» **Source text**:
****************

"Natural" is a song by English pop group S Club 7. It was released on 11 September 2000 as the second single from their second studio album 7 (2000). The track was written by Norma Ray, Jean Fredenucci, Cathy Dennis, and Andrew Todd. It is an English cover of Ray's 1999 hit "Tous les maux d'amour", both of which sample Gabriel Fauré's Pavane. Upon the song's release, it peaked at number three in the United Kingdom and reached the top 50 in Australia, Germany, and Ireland.

Song information

"Natural", S Club 7's fifth single, features Rachel Stevens on lead vocals. It describes love for an individual as a natural occurrence. There are three different versions of the song. The album version, included on the original release of 7, features a R&B style production. The single version is mixed with heavier pop music themes, including the use of a vocoder, and the male vocals are more predominant. The video version is identical to the single version, except it features extra adlib vocals from Rachel.

Music video

The official music video, directed by Andy Morahan, features the group on a tropical beach. The video progresses to show the men fish in the water as the women observe from the beach while sunbathing. The video was filmed and directed in Malibu.

Track listings

UK CD1
 "Natural" (single version) – 3:14
 "Natural" (Crash & Burn mix) – 5:56
 "Natural" (Full Crew mix) – 3:40
 "Natural" (CD-ROM)

UK CD2
 "Natural" (single version) – 3:14
 "If It's Love" – 4:08
 "You're My Number One" (Almighty mix) – 10:44
 Picture gallery (CD-ROM)

UK cassette single
 "Natural" (single version) – 3:14
 "If It's Love" – 4:08

US CD single
 "Natural" (Spike mix)
 7 album snippets

French CD single
 "Natural" (Route 66 Slow n'Low mix) – 3:54
 "Natural" (Full Crew mix edit) – 3:38
 "Natural" (single version) – 3:14

Australian CD1
 "Natural" (single version) – 3:14
 "Natural" (Crash & Burn mix) – 5:58
 "Natural" (Full Crew mix edit) – 3:40
 "Spiritual Love" – 3:51
 "Natural" (CD-ROM enhanced video)

****************

» **Extracted data**:

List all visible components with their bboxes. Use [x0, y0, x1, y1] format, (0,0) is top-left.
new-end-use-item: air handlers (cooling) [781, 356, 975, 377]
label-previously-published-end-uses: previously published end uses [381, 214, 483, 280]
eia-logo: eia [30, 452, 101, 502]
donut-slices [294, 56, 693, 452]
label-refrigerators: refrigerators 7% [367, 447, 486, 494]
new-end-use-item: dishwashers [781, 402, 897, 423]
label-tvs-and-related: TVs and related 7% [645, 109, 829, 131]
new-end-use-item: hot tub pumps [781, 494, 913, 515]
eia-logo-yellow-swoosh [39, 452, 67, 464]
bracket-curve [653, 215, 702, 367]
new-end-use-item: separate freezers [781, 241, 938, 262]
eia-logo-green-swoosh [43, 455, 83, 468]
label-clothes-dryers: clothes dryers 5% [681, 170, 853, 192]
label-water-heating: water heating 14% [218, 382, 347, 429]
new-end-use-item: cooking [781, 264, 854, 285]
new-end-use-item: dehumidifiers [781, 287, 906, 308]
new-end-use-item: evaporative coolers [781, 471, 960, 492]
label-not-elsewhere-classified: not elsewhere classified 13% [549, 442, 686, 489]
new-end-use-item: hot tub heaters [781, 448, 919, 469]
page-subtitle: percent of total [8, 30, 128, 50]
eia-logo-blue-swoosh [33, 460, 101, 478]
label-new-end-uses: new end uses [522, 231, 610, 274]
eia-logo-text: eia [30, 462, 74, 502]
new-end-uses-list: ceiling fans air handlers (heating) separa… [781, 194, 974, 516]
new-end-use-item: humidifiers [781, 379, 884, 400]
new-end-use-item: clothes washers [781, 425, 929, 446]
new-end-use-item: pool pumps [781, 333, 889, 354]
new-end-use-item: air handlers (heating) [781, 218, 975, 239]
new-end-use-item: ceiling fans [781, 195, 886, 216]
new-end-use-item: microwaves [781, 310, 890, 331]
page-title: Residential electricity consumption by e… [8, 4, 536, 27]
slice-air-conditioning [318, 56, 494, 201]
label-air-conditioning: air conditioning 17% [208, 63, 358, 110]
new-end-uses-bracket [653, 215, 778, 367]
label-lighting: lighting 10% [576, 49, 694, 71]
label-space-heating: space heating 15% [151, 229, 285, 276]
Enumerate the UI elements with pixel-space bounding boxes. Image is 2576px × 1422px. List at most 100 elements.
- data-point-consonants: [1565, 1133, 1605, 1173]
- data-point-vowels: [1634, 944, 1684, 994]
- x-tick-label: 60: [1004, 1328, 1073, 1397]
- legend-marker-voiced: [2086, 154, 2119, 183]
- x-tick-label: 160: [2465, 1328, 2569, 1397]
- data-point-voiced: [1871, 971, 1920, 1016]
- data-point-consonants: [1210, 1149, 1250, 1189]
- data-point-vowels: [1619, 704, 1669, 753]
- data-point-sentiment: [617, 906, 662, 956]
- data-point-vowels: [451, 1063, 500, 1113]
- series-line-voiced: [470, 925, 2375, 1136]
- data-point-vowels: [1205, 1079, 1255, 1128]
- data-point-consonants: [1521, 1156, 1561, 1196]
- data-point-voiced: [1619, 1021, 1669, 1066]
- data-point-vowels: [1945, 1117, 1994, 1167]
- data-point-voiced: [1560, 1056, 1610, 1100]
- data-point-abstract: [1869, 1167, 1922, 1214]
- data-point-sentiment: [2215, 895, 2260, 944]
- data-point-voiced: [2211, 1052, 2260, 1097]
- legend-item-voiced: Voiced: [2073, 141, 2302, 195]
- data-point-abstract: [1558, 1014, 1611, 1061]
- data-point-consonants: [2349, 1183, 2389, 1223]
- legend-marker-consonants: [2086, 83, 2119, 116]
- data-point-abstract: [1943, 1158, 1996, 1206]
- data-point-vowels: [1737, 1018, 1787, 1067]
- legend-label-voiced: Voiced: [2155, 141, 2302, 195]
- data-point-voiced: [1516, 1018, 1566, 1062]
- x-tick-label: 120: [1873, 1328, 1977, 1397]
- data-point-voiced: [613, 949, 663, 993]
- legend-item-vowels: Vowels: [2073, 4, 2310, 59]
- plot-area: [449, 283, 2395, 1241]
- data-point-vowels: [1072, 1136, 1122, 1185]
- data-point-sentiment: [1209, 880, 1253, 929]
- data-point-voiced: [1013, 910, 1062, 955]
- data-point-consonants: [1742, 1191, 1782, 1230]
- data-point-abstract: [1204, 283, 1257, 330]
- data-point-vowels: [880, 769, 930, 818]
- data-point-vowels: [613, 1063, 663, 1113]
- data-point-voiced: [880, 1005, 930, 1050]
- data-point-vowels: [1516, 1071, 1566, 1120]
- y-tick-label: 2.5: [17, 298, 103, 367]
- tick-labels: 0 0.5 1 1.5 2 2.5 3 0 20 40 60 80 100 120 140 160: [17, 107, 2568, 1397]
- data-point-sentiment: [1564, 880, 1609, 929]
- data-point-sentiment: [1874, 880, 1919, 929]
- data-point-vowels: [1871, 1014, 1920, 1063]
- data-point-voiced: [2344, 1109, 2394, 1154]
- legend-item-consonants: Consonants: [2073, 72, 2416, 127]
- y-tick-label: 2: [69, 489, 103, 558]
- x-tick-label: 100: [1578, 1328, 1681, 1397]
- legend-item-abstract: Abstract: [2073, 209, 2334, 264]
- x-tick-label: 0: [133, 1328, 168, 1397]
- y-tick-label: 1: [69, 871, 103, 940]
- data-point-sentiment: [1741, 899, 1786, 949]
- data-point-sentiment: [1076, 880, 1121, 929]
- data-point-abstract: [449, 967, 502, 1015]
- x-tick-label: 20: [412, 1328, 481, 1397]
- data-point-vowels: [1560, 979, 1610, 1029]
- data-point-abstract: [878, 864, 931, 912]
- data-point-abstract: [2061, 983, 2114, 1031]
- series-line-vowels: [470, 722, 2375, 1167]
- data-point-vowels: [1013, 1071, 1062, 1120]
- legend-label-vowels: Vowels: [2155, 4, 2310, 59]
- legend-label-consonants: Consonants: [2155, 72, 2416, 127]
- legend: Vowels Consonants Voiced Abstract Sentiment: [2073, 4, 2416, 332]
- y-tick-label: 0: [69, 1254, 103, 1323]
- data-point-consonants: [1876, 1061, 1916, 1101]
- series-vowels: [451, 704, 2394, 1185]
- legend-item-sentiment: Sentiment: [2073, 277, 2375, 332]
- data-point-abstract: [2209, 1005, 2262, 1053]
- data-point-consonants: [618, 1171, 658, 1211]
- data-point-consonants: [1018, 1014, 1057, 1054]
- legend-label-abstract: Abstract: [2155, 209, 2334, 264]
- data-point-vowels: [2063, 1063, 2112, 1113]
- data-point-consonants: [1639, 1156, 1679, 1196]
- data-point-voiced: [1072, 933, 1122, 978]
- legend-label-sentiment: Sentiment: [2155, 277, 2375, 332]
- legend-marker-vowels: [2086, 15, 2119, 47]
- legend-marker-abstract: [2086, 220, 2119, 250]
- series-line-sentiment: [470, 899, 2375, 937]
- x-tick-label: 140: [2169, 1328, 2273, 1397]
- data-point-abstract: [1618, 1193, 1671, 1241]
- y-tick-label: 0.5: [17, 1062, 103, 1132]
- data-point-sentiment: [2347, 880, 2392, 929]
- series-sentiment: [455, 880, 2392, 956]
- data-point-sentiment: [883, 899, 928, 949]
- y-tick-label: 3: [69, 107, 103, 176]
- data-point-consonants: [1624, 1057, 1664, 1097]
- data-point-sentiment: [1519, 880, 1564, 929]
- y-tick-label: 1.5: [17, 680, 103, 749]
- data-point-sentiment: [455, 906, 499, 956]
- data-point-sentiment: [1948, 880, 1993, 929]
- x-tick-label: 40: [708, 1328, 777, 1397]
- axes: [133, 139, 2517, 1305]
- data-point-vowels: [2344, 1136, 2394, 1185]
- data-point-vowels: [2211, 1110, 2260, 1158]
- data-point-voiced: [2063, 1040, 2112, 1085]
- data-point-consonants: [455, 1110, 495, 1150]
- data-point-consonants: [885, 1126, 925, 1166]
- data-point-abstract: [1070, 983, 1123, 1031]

****************

» **Your tasks**:
**a.** Repeat word for word the stretch of the "Natural" article from "Song information" through "vocals from Rachel.".
**b.** According to the "Natural" article, who directed the song's official music video?

» **Task answers**:
**a.**
Song information

"Natural", S Club 7's fifth single, features Rachel Stevens on lead vocals. It describes love for an individual as a natural occurrence. There are three different versions of the song. The album version, included on the original release of 7, features a R&B style production. The single version is mixed with heavier pop music themes, including the use of a vocoder, and the male vocals are more predominant. The video version is identical to the single version, except it features extra adlib vocals from Rachel.

**b.** Andy Morahan